"""

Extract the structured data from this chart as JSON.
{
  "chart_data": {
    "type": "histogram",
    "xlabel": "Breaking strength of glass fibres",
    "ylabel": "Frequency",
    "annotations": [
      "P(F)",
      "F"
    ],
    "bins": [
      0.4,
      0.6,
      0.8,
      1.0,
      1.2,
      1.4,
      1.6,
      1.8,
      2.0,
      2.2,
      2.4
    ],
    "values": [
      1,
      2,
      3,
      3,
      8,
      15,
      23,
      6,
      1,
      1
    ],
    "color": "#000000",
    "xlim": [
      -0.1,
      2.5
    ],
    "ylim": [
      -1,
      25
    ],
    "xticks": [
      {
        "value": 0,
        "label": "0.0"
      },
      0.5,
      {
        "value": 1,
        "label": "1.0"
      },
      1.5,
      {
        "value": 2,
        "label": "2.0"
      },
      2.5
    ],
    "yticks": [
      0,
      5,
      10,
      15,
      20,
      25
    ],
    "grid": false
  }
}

"""

— TASK DESCRIPTION —
Take the listing above and write it out again exactly.

— RESULT —
Extract the structured data from this chart as JSON.
{
  "chart_data": {
    "type": "histogram",
    "xlabel": "Breaking strength of glass fibres",
    "ylabel": "Frequency",
    "annotations": [
      "P(F)",
      "F"
    ],
    "bins": [
      0.4,
      0.6,
      0.8,
      1.0,
      1.2,
      1.4,
      1.6,
      1.8,
      2.0,
      2.2,
      2.4
    ],
    "values": [
      1,
      2,
      3,
      3,
      8,
      15,
      23,
      6,
      1,
      1
    ],
    "color": "#000000",
    "xlim": [
      -0.1,
      2.5
    ],
    "ylim": [
      -1,
      25
    ],
    "xticks": [
      {
        "value": 0,
        "label": "0.0"
      },
      0.5,
      {
        "value": 1,
        "label": "1.0"
      },
      1.5,
      {
        "value": 2,
        "label": "2.0"
      },
      2.5
    ],
    "yticks": [
      0,
      5,
      10,
      15,
      20,
      25
    ],
    "grid": false
  }
}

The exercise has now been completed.